— Brief —
Make an exact copy of the entries below.

Records that describe figures:

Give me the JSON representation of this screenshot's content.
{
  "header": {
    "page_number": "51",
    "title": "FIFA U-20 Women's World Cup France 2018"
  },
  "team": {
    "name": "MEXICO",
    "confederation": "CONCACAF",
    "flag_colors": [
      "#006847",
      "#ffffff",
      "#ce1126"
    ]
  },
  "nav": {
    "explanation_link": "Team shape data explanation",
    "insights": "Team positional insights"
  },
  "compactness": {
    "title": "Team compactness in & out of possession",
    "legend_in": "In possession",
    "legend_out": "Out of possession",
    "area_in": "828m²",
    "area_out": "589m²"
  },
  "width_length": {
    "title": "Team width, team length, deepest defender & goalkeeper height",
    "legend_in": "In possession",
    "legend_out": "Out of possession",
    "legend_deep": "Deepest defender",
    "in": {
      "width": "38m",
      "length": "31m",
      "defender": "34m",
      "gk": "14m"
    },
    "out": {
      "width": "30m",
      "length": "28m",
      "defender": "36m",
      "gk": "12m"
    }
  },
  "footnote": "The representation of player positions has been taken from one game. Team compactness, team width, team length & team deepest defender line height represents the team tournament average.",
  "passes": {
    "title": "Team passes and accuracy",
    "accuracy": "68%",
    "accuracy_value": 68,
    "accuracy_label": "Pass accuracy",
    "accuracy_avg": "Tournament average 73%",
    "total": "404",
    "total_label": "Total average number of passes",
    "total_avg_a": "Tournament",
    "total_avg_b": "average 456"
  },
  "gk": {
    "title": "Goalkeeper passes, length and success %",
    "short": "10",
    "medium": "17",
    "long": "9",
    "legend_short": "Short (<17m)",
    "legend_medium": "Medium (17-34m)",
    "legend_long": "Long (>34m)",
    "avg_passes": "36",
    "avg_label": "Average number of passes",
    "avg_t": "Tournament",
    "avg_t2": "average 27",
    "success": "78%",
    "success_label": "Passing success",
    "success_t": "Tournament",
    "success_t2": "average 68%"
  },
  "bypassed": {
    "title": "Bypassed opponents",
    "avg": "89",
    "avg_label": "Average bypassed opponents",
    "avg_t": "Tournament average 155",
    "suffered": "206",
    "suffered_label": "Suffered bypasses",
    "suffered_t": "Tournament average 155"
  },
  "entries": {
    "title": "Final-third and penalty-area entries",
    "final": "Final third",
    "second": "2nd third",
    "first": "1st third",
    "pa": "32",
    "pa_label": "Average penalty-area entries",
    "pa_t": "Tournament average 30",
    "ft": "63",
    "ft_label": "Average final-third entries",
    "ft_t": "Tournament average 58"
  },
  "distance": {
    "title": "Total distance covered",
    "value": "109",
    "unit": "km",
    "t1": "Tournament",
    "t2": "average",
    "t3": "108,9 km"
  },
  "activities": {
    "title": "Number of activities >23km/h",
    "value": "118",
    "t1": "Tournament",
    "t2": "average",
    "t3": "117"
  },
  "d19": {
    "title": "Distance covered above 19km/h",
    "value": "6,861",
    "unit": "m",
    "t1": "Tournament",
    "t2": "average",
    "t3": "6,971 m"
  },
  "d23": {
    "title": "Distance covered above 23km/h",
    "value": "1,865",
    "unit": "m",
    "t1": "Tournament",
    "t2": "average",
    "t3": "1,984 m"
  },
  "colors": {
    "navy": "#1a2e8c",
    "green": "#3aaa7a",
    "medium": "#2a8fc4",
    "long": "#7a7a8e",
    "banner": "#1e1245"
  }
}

— Solution to this exercise —
Give me the JSON representation of this screenshot's content.
{
  "header": {
    "page_number": "51",
    "title": "FIFA U-20 Women's World Cup France 2018"
  },
  "team": {
    "name": "MEXICO",
    "confederation": "CONCACAF",
    "flag_colors": [
      "#006847",
      "#ffffff",
      "#ce1126"
    ]
  },
  "nav": {
    "explanation_link": "Team shape data explanation",
    "insights": "Team positional insights"
  },
  "compactness": {
    "title": "Team compactness in & out of possession",
    "legend_in": "In possession",
    "legend_out": "Out of possession",
    "area_in": "828m²",
    "area_out": "589m²"
  },
  "width_length": {
    "title": "Team width, team length, deepest defender & goalkeeper height",
    "legend_in": "In possession",
    "legend_out": "Out of possession",
    "legend_deep": "Deepest defender",
    "in": {
      "width": "38m",
      "length": "31m",
      "defender": "34m",
      "gk": "14m"
    },
    "out": {
      "width": "30m",
      "length": "28m",
      "defender": "36m",
      "gk": "12m"
    }
  },
  "footnote": "The representation of player positions has been taken from one game. Team compactness, team width, team length & team deepest defender line height represents the team tournament average.",
  "passes": {
    "title": "Team passes and accuracy",
    "accuracy": "68%",
    "accuracy_value": 68,
    "accuracy_label": "Pass accuracy",
    "accuracy_avg": "Tournament average 73%",
    "total": "404",
    "total_label": "Total average number of passes",
    "total_avg_a": "Tournament",
    "total_avg_b": "average 456"
  },
  "gk": {
    "title": "Goalkeeper passes, length and success %",
    "short": "10",
    "medium": "17",
    "long": "9",
    "legend_short": "Short (<17m)",
    "legend_medium": "Medium (17-34m)",
    "legend_long": "Long (>34m)",
    "avg_passes": "36",
    "avg_label": "Average number of passes",
    "avg_t": "Tournament",
    "avg_t2": "average 27",
    "success": "78%",
    "success_label": "Passing success",
    "success_t": "Tournament",
    "success_t2": "average 68%"
  },
  "bypassed": {
    "title": "Bypassed opponents",
    "avg": "89",
    "avg_label": "Average bypassed opponents",
    "avg_t": "Tournament average 155",
    "suffered": "206",
    "suffered_label": "Suffered bypasses",
    "suffered_t": "Tournament average 155"
  },
  "entries": {
    "title": "Final-third and penalty-area entries",
    "final": "Final third",
    "second": "2nd third",
    "first": "1st third",
    "pa": "32",
    "pa_label": "Average penalty-area entries",
    "pa_t": "Tournament average 30",
    "ft": "63",
    "ft_label": "Average final-third entries",
    "ft_t": "Tournament average 58"
  },
  "distance": {
    "title": "Total distance covered",
    "value": "109",
    "unit": "km",
    "t1": "Tournament",
    "t2": "average",
    "t3": "108,9 km"
  },
  "activities": {
    "title": "Number of activities >23km/h",
    "value": "118",
    "t1": "Tournament",
    "t2": "average",
    "t3": "117"
  },
  "d19": {
    "title": "Distance covered above 19km/h",
    "value": "6,861",
    "unit": "m",
    "t1": "Tournament",
    "t2": "average",
    "t3": "6,971 m"
  },
  "d23": {
    "title": "Distance covered above 23km/h",
    "value": "1,865",
    "unit": "m",
    "t1": "Tournament",
    "t2": "average",
    "t3": "1,984 m"
  },
  "colors": {
    "navy": "#1a2e8c",
    "green": "#3aaa7a",
    "medium": "#2a8fc4",
    "long": "#7a7a8e",
    "banner": "#1e1245"
  }
}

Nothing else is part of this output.